Collection entries:
* Start *

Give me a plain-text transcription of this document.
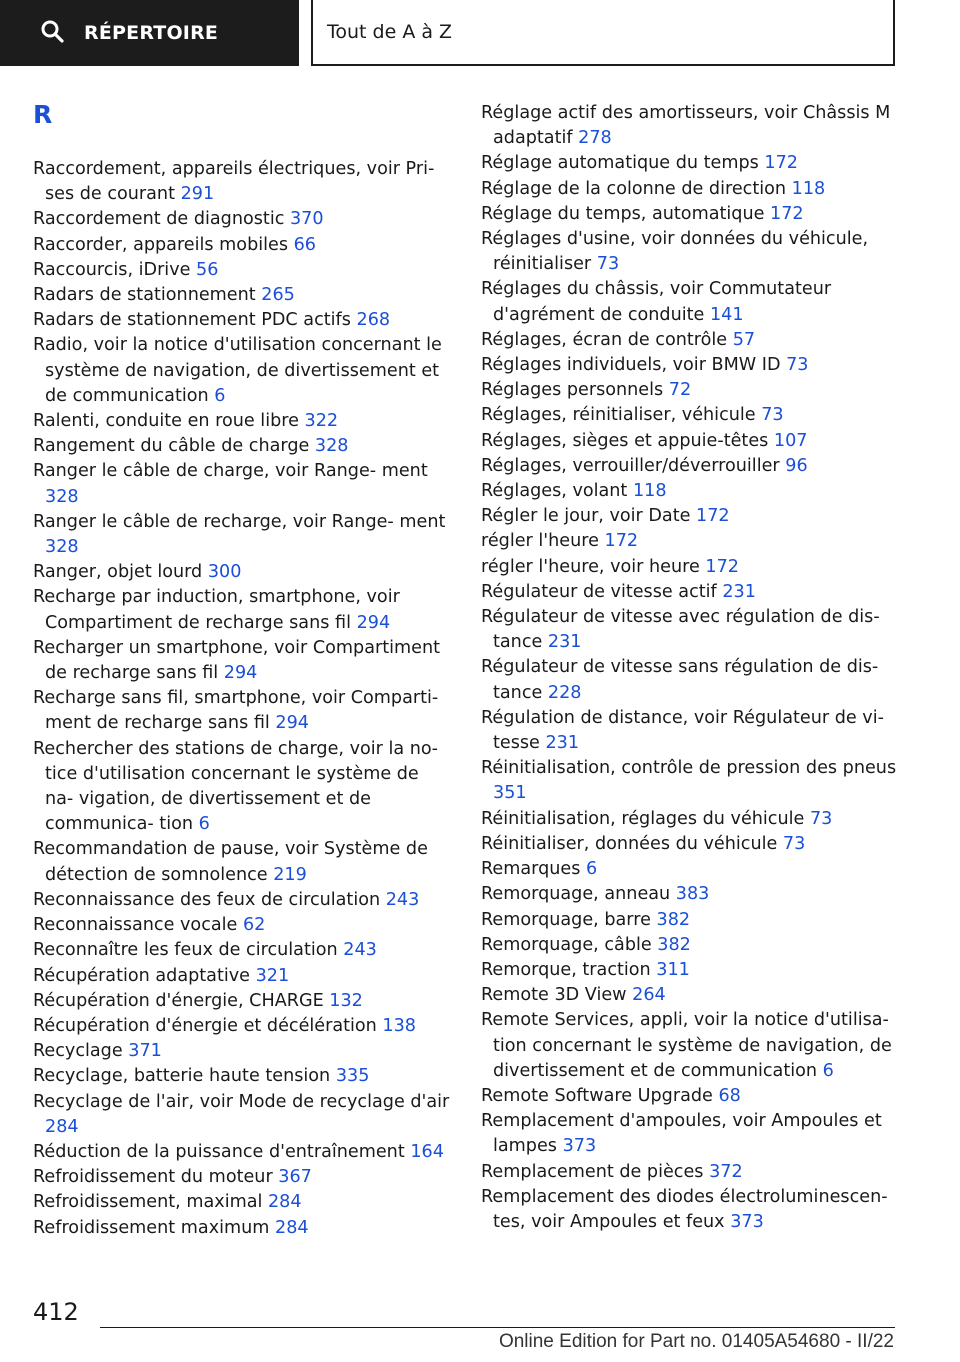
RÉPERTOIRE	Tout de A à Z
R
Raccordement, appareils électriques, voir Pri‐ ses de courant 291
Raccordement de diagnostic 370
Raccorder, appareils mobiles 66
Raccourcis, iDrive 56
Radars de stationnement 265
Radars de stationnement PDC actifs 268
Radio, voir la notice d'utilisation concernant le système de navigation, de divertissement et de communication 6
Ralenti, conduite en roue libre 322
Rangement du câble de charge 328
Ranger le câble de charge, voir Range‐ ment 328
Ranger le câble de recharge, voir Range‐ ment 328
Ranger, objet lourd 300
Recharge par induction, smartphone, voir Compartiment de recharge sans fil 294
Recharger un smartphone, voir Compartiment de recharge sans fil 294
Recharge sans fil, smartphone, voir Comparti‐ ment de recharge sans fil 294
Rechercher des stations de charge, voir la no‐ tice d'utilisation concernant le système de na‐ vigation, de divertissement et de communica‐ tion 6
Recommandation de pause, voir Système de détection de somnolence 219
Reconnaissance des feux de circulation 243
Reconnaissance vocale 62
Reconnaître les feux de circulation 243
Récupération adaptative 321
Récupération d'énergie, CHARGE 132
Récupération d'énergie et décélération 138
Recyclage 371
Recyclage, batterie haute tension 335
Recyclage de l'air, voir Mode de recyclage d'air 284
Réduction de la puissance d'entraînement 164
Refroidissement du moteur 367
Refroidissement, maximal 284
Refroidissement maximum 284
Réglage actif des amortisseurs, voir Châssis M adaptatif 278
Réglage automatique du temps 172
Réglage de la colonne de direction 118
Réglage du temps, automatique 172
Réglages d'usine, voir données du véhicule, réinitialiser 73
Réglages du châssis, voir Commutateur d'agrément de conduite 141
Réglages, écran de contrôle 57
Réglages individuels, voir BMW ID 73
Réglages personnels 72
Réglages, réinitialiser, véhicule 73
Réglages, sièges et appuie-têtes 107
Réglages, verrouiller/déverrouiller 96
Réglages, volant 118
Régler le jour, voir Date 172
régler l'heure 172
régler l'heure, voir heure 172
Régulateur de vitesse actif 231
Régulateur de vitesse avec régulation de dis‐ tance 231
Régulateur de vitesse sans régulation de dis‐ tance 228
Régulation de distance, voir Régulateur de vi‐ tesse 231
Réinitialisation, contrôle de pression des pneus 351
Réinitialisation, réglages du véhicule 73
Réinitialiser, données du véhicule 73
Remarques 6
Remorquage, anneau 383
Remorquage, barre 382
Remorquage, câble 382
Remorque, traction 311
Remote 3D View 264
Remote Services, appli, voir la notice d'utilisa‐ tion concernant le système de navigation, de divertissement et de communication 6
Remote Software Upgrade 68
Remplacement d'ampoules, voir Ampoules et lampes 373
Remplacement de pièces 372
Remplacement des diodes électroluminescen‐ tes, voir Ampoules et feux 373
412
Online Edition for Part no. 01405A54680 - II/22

* End *
* Start *

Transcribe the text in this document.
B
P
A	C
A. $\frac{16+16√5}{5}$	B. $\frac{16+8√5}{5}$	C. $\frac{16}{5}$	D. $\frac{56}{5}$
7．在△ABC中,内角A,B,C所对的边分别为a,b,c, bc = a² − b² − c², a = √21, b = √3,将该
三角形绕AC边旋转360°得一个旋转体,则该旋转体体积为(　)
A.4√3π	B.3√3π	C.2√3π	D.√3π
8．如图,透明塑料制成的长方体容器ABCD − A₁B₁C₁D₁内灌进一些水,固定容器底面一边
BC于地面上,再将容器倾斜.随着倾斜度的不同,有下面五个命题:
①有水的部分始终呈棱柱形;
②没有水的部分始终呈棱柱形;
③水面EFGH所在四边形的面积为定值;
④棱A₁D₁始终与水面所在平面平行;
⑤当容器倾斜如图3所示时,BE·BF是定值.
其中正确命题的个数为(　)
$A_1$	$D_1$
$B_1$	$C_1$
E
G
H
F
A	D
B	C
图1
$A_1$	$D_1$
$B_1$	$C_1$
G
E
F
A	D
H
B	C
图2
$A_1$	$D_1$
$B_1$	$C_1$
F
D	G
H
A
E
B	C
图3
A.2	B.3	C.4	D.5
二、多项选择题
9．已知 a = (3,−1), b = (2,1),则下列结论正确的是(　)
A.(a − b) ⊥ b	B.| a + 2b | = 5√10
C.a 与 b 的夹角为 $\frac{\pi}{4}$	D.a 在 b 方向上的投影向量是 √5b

* End *

Task instructions:
Report each line in the data that holds the word "Refroidissement".

Worked answer:
Refroidissement du moteur 367
Refroidissement, maximal 284
Refroidissement maximum 284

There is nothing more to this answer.